### WHAT YOU SHOULD DO
List every line below containing "Total".

Data items:
↓↓↓

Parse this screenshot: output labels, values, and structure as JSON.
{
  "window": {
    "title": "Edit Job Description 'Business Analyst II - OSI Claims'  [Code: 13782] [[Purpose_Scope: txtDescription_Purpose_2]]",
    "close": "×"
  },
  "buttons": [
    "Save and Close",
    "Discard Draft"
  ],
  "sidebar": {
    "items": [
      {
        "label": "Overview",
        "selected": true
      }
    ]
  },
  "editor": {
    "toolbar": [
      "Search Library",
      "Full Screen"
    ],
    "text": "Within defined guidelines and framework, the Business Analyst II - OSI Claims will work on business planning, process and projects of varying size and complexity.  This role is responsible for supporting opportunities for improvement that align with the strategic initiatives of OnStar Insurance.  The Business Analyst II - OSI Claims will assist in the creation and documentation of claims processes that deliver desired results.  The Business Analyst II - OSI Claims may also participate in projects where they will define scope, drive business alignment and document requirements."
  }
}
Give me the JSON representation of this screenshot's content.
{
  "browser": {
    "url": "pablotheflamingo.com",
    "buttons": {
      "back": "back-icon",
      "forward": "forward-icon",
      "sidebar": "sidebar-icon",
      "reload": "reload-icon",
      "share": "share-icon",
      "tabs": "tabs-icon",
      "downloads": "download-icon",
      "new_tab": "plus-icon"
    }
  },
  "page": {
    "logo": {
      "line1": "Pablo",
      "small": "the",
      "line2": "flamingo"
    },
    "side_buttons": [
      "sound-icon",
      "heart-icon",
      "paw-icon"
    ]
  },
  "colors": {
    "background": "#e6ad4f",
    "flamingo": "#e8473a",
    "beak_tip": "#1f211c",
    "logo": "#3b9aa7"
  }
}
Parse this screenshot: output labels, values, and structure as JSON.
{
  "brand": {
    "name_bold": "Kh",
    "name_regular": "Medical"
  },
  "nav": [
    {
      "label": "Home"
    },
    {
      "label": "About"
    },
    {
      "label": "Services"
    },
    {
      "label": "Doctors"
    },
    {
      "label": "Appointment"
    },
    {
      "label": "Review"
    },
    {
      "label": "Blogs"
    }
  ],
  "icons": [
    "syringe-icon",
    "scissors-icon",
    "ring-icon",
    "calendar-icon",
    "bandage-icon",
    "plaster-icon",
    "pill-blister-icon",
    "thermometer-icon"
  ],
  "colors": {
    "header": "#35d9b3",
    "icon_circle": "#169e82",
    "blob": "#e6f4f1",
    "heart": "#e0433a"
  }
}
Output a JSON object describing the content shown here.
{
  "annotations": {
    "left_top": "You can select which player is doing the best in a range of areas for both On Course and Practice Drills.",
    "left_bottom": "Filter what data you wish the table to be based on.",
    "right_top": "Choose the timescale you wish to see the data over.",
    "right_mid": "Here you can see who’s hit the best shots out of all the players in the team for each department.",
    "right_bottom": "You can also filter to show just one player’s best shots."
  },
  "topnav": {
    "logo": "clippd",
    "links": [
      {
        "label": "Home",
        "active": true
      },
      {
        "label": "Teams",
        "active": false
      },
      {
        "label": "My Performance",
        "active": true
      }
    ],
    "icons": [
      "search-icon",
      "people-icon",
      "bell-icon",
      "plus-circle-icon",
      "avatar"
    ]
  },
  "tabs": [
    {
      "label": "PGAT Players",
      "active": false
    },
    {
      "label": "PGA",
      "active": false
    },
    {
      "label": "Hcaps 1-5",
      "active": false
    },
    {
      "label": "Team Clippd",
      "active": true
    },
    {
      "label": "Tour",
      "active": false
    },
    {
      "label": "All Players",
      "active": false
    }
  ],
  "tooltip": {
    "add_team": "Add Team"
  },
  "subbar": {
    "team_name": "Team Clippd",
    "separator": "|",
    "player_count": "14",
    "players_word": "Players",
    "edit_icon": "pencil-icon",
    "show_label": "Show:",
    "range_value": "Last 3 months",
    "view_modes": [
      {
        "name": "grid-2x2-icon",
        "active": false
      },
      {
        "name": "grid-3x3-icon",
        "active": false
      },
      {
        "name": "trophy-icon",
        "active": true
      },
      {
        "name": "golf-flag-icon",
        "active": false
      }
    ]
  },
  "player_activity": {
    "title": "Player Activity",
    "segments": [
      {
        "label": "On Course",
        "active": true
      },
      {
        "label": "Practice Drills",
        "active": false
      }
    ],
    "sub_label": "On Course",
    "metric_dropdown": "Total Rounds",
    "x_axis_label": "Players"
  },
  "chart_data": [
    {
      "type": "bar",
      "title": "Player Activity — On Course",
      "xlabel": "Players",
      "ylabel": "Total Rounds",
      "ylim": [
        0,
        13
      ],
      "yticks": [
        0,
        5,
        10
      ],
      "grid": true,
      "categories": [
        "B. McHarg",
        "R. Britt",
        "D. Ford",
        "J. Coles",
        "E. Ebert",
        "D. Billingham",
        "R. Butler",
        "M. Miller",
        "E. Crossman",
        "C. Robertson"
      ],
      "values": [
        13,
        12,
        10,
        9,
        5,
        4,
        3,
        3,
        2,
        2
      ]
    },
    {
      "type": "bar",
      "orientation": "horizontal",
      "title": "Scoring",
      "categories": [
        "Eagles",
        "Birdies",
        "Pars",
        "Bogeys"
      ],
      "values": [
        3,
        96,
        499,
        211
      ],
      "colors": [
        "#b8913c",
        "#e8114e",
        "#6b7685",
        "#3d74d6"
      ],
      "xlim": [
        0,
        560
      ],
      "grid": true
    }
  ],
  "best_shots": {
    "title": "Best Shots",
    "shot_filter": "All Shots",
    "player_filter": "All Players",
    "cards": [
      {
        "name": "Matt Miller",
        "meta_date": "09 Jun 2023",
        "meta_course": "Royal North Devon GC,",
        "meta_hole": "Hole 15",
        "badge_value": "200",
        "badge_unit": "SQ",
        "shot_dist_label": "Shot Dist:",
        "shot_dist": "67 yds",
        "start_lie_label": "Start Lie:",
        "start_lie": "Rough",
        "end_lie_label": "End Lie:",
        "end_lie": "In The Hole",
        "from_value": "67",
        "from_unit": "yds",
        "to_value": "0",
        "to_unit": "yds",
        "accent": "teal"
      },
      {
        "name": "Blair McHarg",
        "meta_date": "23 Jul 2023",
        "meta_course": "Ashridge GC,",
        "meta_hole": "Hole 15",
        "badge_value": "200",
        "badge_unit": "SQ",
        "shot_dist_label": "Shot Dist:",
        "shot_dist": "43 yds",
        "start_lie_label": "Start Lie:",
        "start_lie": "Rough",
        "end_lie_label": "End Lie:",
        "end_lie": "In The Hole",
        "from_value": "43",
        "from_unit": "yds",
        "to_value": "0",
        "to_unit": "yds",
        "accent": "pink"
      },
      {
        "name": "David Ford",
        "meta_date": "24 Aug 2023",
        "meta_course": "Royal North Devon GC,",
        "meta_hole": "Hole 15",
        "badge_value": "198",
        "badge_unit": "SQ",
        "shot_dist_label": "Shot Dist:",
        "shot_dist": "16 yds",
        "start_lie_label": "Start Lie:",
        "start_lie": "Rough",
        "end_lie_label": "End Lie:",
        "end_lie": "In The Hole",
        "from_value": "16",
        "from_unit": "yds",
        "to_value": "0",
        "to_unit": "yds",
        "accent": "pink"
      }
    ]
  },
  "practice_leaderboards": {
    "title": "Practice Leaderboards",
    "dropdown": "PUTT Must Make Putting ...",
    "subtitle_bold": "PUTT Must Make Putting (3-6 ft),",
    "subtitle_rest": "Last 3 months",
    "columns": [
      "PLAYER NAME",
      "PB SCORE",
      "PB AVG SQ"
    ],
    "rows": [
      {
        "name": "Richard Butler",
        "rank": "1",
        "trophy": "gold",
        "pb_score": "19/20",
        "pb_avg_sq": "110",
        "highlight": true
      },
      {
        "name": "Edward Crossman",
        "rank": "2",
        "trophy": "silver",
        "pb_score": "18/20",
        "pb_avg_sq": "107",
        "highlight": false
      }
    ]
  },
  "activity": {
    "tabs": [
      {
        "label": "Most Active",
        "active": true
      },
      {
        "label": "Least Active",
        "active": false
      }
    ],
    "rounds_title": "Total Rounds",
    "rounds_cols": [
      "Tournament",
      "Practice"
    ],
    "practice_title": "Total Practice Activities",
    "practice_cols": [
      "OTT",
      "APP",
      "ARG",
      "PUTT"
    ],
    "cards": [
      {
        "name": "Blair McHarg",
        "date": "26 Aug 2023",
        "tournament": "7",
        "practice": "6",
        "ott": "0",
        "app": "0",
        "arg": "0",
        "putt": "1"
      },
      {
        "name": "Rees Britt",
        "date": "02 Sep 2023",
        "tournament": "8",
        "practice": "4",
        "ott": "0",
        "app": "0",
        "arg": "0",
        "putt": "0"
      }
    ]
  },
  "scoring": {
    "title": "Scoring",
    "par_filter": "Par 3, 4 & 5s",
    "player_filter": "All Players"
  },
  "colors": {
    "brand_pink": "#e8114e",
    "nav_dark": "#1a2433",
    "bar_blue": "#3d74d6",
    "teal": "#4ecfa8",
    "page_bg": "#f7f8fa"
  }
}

↑↑↑

### TASK OUTPUT
    "metric_dropdown": "Total Rounds",
      "ylabel": "Total Rounds",
    "rounds_title": "Total Rounds",
    "practice_title": "Total Practice Activities",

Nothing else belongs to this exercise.